Dataset items
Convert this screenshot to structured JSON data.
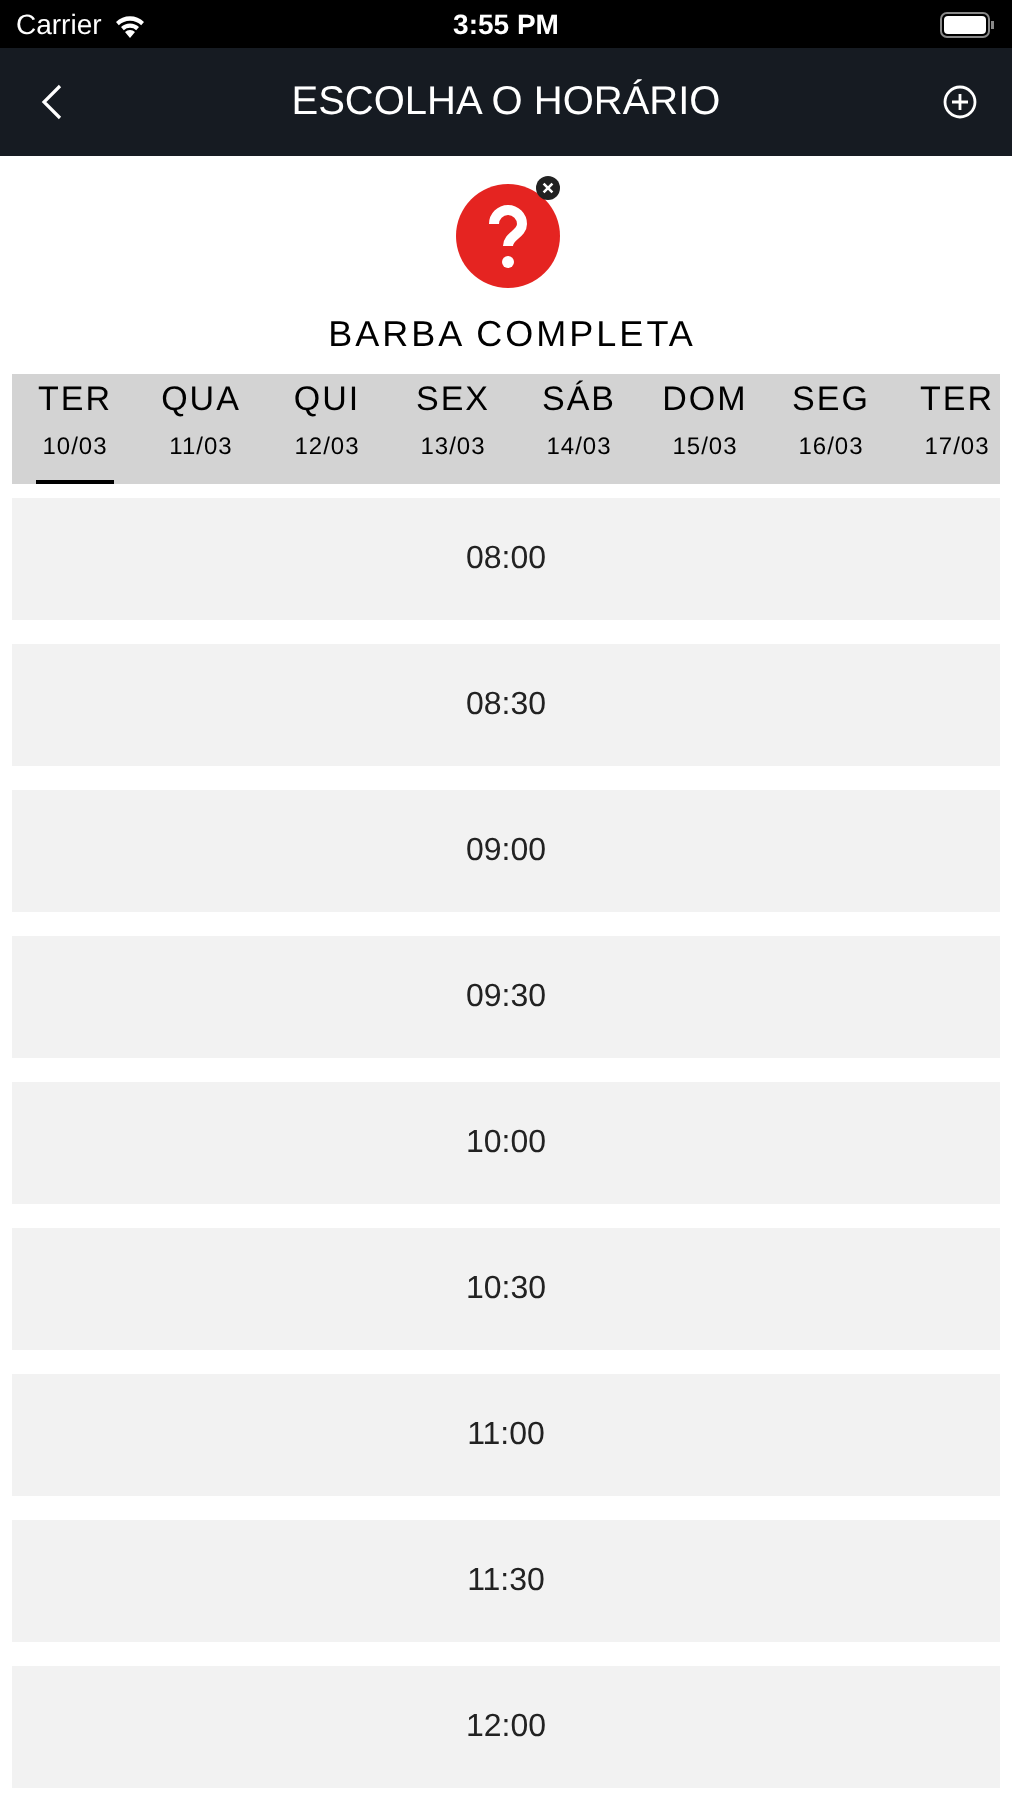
{
  "status_bar": {
    "carrier": "Carrier",
    "time": "3:55 PM"
  },
  "header": {
    "title": "ESCOLHA O HORÁRIO"
  },
  "service": {
    "name": "BARBA COMPLETA"
  },
  "days": [
    {
      "weekday": "TER",
      "date": "10/03",
      "selected": true
    },
    {
      "weekday": "QUA",
      "date": "11/03",
      "selected": false
    },
    {
      "weekday": "QUI",
      "date": "12/03",
      "selected": false
    },
    {
      "weekday": "SEX",
      "date": "13/03",
      "selected": false
    },
    {
      "weekday": "SÁB",
      "date": "14/03",
      "selected": false
    },
    {
      "weekday": "DOM",
      "date": "15/03",
      "selected": false
    },
    {
      "weekday": "SEG",
      "date": "16/03",
      "selected": false
    },
    {
      "weekday": "TER",
      "date": "17/03",
      "selected": false
    }
  ],
  "slots": [
    "08:00",
    "08:30",
    "09:00",
    "09:30",
    "10:00",
    "10:30",
    "11:00",
    "11:30",
    "12:00"
  ]
}
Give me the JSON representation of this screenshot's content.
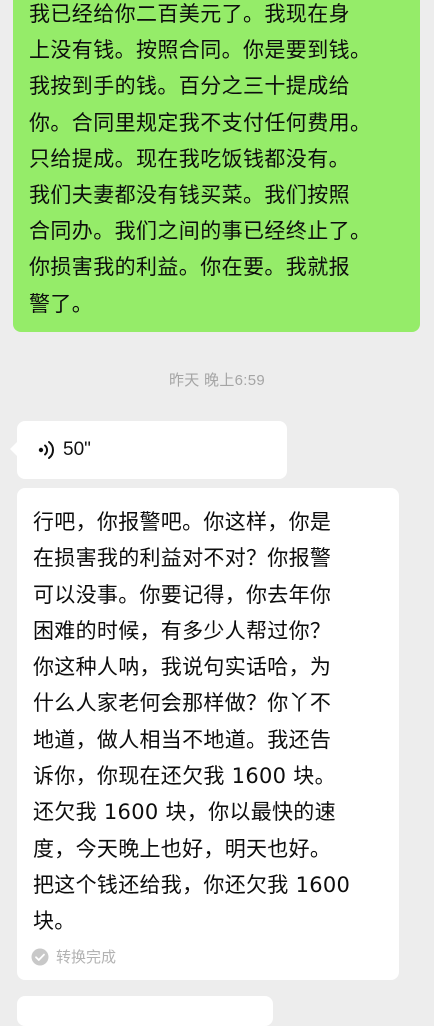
{
  "chat": {
    "sent_message": {
      "text": "我已经给你二百美元了。我现在身\n上没有钱。按照合同。你是要到钱。\n我按到手的钱。百分之三十提成给\n你。合同里规定我不支付任何费用。\n只给提成。现在我吃饭钱都没有。\n我们夫妻都没有钱买菜。我们按照\n合同办。我们之间的事已经终止了。\n你损害我的利益。你在要。我就报\n警了。",
      "bubble_color": "#95ec69"
    },
    "timestamp": "昨天 晚上6:59",
    "received_voice": {
      "icon": "voice-wave-icon",
      "duration": "50\""
    },
    "transcript": {
      "text": "行吧，你报警吧。你这样，你是\n在损害我的利益对不对？你报警\n可以没事。你要记得，你去年你\n困难的时候，有多少人帮过你？\n你这种人呐，我说句实话哈，为\n什么人家老何会那样做？你丫不\n地道，做人相当不地道。我还告\n诉你，你现在还欠我 1600 块。\n还欠我 1600 块，你以最快的速\n度，今天晚上也好，明天也好。\n把这个钱还给我，你还欠我 1600\n块。",
      "status_icon": "check-circle-icon",
      "status_label": "转换完成"
    }
  },
  "colors": {
    "background": "#ededed",
    "incoming_bubble": "#ffffff",
    "outgoing_bubble": "#95ec69",
    "muted_text": "#a5a5a5"
  }
}
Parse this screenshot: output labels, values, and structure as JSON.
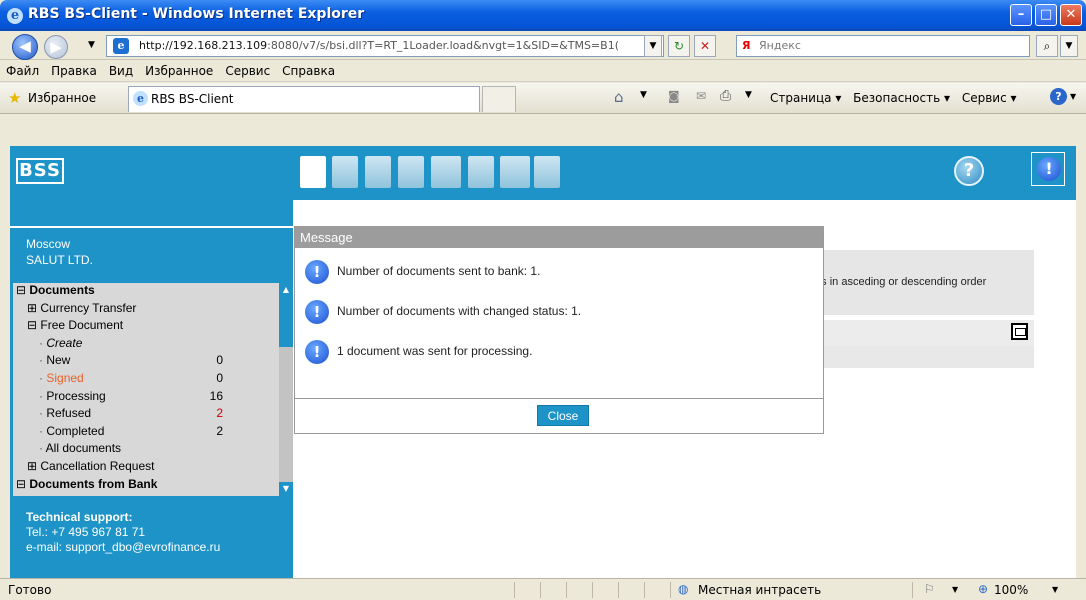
{
  "window": {
    "title": "RBS BS-Client - Windows Internet Explorer",
    "minimize": "–",
    "maximize": "□",
    "close": "✕"
  },
  "addressbar": {
    "url_host": "http://192.168.213.109",
    "url_rest": ":8080/v7/s/bsi.dll?T=RT_1Loader.load&nvgt=1&SID=&TMS=B1(",
    "search_placeholder": "Яндекс"
  },
  "menu": [
    "Файл",
    "Правка",
    "Вид",
    "Избранное",
    "Сервис",
    "Справка"
  ],
  "favbar": {
    "favorites": "Избранное",
    "tab_label": "RBS BS-Client",
    "commands": [
      "Страница ▾",
      "Безопасность ▾",
      "Сервис ▾"
    ]
  },
  "app": {
    "logo": "BSS",
    "help": "?",
    "alert": "!"
  },
  "sidebar": {
    "city": "Moscow",
    "company": "SALUT LTD.",
    "tree": [
      {
        "label": "Documents",
        "toggle": "⊟",
        "level": 0,
        "bold": true
      },
      {
        "label": "Currency Transfer",
        "toggle": "⊞",
        "level": 1
      },
      {
        "label": "Free Document",
        "toggle": "⊟",
        "level": 1
      },
      {
        "label": "Create",
        "level": 2,
        "italic": true
      },
      {
        "label": "New",
        "level": 2,
        "count": "0"
      },
      {
        "label": "Signed",
        "level": 2,
        "count": "0",
        "highlight": true
      },
      {
        "label": "Processing",
        "level": 2,
        "count": "16"
      },
      {
        "label": "Refused",
        "level": 2,
        "count": "2",
        "count_red": true
      },
      {
        "label": "Completed",
        "level": 2,
        "count": "2"
      },
      {
        "label": "All documents",
        "level": 2
      },
      {
        "label": "Cancellation Request",
        "toggle": "⊞",
        "level": 1
      },
      {
        "label": "Documents from Bank",
        "toggle": "⊟",
        "level": 0,
        "bold": true
      }
    ],
    "support_title": "Technical support:",
    "support_phone": "Tel.: +7 495 967 81 71",
    "support_email": "e-mail: support_dbo@evrofinance.ru"
  },
  "content": {
    "sort_hint": "nts in asceding or descending order"
  },
  "dialog": {
    "title": "Message",
    "messages": [
      "Number of documents sent to bank: 1.",
      "Number of documents with changed status: 1.",
      "1 document was sent for processing."
    ],
    "close_label": "Close"
  },
  "status": {
    "text": "Готово",
    "zone": "Местная интрасеть",
    "zoom": "100%"
  },
  "colors": {
    "app_blue": "#1d93c7",
    "signed_orange": "#e8632a",
    "refused_red": "#d00000"
  }
}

**REQUEST:** Write out every line above exactly as it is, leaving out the pictures.

**RESPONSE TO THE EXERCISE:**
Convert this screenshot to structured JSON data.
{
  "status_bar": {
    "carrier": "Carrier",
    "time": "3:55 PM"
  },
  "header": {
    "title": "ESCOLHA O HORÁRIO"
  },
  "service": {
    "name": "BARBA COMPLETA"
  },
  "days": [
    {
      "weekday": "TER",
      "date": "10/03",
      "selected": true
    },
    {
      "weekday": "QUA",
      "date": "11/03",
      "selected": false
    },
    {
      "weekday": "QUI",
      "date": "12/03",
      "selected": false
    },
    {
      "weekday": "SEX",
      "date": "13/03",
      "selected": false
    },
    {
      "weekday": "SÁB",
      "date": "14/03",
      "selected": false
    },
    {
      "weekday": "DOM",
      "date": "15/03",
      "selected": false
    },
    {
      "weekday": "SEG",
      "date": "16/03",
      "selected": false
    },
    {
      "weekday": "TER",
      "date": "17/03",
      "selected": false
    }
  ],
  "slots": [
    "08:00",
    "08:30",
    "09:00",
    "09:30",
    "10:00",
    "10:30",
    "11:00",
    "11:30",
    "12:00"
  ]
}
Give me the JSON representation of this screenshot's content.
{
  "chat": {
    "sent_message": {
      "text": "我已经给你二百美元了。我现在身\n上没有钱。按照合同。你是要到钱。\n我按到手的钱。百分之三十提成给\n你。合同里规定我不支付任何费用。\n只给提成。现在我吃饭钱都没有。\n我们夫妻都没有钱买菜。我们按照\n合同办。我们之间的事已经终止了。\n你损害我的利益。你在要。我就报\n警了。",
      "bubble_color": "#95ec69"
    },
    "timestamp": "昨天 晚上6:59",
    "received_voice": {
      "icon": "voice-wave-icon",
      "duration": "50\""
    },
    "transcript": {
      "text": "行吧，你报警吧。你这样，你是\n在损害我的利益对不对？你报警\n可以没事。你要记得，你去年你\n困难的时候，有多少人帮过你？\n你这种人呐，我说句实话哈，为\n什么人家老何会那样做？你丫不\n地道，做人相当不地道。我还告\n诉你，你现在还欠我 1600 块。\n还欠我 1600 块，你以最快的速\n度，今天晚上也好，明天也好。\n把这个钱还给我，你还欠我 1600\n块。",
      "status_icon": "check-circle-icon",
      "status_label": "转换完成"
    }
  },
  "colors": {
    "background": "#ededed",
    "incoming_bubble": "#ffffff",
    "outgoing_bubble": "#95ec69",
    "muted_text": "#a5a5a5"
  }
}
Parse this screenshot: output labels, values, and structure as JSON.
{
  "window": {
    "title": "RBS BS-Client - Windows Internet Explorer",
    "minimize": "–",
    "maximize": "□",
    "close": "✕"
  },
  "addressbar": {
    "url_host": "http://192.168.213.109",
    "url_rest": ":8080/v7/s/bsi.dll?T=RT_1Loader.load&nvgt=1&SID=&TMS=B1(",
    "search_placeholder": "Яндекс"
  },
  "menu": [
    "Файл",
    "Правка",
    "Вид",
    "Избранное",
    "Сервис",
    "Справка"
  ],
  "favbar": {
    "favorites": "Избранное",
    "tab_label": "RBS BS-Client",
    "commands": [
      "Страница ▾",
      "Безопасность ▾",
      "Сервис ▾"
    ]
  },
  "app": {
    "logo": "BSS",
    "help": "?",
    "alert": "!"
  },
  "sidebar": {
    "city": "Moscow",
    "company": "SALUT LTD.",
    "tree": [
      {
        "label": "Documents",
        "toggle": "⊟",
        "level": 0,
        "bold": true
      },
      {
        "label": "Currency Transfer",
        "toggle": "⊞",
        "level": 1
      },
      {
        "label": "Free Document",
        "toggle": "⊟",
        "level": 1
      },
      {
        "label": "Create",
        "level": 2,
        "italic": true
      },
      {
        "label": "New",
        "level": 2,
        "count": "0"
      },
      {
        "label": "Signed",
        "level": 2,
        "count": "0",
        "highlight": true
      },
      {
        "label": "Processing",
        "level": 2,
        "count": "16"
      },
      {
        "label": "Refused",
        "level": 2,
        "count": "2",
        "count_red": true
      },
      {
        "label": "Completed",
        "level": 2,
        "count": "2"
      },
      {
        "label": "All documents",
        "level": 2
      },
      {
        "label": "Cancellation Request",
        "toggle": "⊞",
        "level": 1
      },
      {
        "label": "Documents from Bank",
        "toggle": "⊟",
        "level": 0,
        "bold": true
      }
    ],
    "support_title": "Technical support:",
    "support_phone": "Tel.: +7 495 967 81 71",
    "support_email": "e-mail: support_dbo@evrofinance.ru"
  },
  "content": {
    "sort_hint": "nts in asceding or descending order"
  },
  "dialog": {
    "title": "Message",
    "messages": [
      "Number of documents sent to bank: 1.",
      "Number of documents with changed status: 1.",
      "1 document was sent for processing."
    ],
    "close_label": "Close"
  },
  "status": {
    "text": "Готово",
    "zone": "Местная интрасеть",
    "zoom": "100%"
  },
  "colors": {
    "app_blue": "#1d93c7",
    "signed_orange": "#e8632a",
    "refused_red": "#d00000"
  }
}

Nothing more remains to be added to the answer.